(Figure record extracts)
"""
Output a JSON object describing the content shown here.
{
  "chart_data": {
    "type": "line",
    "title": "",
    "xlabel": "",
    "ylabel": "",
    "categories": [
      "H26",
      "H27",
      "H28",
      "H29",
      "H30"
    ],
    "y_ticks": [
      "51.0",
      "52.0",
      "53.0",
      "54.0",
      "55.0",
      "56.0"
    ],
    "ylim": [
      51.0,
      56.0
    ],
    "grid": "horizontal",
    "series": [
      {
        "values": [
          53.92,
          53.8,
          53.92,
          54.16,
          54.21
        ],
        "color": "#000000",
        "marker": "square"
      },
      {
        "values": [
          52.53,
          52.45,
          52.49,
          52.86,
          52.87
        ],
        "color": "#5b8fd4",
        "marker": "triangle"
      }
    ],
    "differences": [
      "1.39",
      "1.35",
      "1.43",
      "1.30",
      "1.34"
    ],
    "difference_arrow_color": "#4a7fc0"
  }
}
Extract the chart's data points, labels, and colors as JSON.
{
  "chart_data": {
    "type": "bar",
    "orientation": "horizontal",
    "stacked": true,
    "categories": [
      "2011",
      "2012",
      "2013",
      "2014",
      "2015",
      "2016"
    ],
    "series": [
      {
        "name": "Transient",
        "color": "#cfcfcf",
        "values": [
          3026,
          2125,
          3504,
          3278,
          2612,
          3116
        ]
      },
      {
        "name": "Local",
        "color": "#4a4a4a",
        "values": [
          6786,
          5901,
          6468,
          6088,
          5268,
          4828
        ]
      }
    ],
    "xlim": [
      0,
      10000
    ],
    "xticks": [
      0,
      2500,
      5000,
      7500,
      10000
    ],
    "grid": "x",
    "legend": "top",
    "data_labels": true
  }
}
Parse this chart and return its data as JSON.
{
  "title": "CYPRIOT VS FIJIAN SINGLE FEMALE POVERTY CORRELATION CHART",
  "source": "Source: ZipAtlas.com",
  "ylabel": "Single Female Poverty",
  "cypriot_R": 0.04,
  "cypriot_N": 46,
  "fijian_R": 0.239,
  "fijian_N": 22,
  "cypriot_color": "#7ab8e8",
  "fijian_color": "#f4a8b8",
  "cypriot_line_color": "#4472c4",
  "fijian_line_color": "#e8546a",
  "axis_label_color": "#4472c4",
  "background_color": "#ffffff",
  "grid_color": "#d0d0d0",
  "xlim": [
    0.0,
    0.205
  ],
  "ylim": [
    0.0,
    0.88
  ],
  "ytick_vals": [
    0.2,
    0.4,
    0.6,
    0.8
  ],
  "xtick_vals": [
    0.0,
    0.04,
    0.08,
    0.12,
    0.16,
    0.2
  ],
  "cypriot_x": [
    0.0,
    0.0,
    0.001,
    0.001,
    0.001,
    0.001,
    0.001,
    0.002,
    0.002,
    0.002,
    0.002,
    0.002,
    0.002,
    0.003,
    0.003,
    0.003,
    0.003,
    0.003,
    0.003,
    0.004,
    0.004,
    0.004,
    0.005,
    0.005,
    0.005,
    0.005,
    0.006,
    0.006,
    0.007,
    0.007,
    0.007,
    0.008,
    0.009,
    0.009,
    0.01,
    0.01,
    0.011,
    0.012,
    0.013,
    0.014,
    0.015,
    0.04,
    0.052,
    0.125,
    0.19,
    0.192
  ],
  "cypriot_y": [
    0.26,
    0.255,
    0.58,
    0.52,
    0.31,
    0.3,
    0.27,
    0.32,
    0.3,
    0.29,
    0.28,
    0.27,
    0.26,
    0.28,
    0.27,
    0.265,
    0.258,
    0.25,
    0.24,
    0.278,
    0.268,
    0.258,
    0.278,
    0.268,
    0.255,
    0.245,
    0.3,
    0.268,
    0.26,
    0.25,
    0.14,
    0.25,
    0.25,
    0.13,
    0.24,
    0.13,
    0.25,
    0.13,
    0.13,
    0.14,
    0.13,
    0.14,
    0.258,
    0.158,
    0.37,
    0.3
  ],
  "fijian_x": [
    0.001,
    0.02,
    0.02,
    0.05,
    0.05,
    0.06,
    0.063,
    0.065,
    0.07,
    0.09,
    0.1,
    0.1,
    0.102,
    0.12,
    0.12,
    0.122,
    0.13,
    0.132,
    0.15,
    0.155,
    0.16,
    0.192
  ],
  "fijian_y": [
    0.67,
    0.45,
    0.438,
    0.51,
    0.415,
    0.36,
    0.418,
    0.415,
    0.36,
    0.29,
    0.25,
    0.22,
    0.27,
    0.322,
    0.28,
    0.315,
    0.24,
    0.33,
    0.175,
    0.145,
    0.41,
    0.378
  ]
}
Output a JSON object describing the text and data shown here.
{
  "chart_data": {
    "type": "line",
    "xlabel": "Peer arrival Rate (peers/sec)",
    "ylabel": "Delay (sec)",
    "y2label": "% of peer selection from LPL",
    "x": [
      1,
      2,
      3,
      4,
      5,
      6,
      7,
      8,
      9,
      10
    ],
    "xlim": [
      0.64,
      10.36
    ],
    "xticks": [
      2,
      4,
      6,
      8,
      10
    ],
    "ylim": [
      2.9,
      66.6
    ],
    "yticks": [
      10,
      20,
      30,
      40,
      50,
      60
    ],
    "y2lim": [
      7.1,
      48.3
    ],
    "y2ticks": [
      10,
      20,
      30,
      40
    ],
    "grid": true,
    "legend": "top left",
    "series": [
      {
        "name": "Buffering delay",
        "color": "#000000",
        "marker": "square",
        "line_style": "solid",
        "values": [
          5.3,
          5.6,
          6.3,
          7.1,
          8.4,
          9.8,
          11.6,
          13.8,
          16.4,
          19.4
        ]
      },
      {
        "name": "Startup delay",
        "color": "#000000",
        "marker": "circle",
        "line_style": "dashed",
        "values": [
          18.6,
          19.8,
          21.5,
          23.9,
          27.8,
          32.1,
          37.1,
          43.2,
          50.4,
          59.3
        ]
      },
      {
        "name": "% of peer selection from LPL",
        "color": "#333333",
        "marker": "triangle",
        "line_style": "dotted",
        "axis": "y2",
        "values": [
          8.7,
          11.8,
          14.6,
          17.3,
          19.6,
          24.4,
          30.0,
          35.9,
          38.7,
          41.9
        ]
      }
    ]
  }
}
"""
• Given instruction:
Where a line of the material above holds the string "object", copy that line.

• Response below:
Output a JSON object describing the content shown here.
Output a JSON object describing the text and data shown here.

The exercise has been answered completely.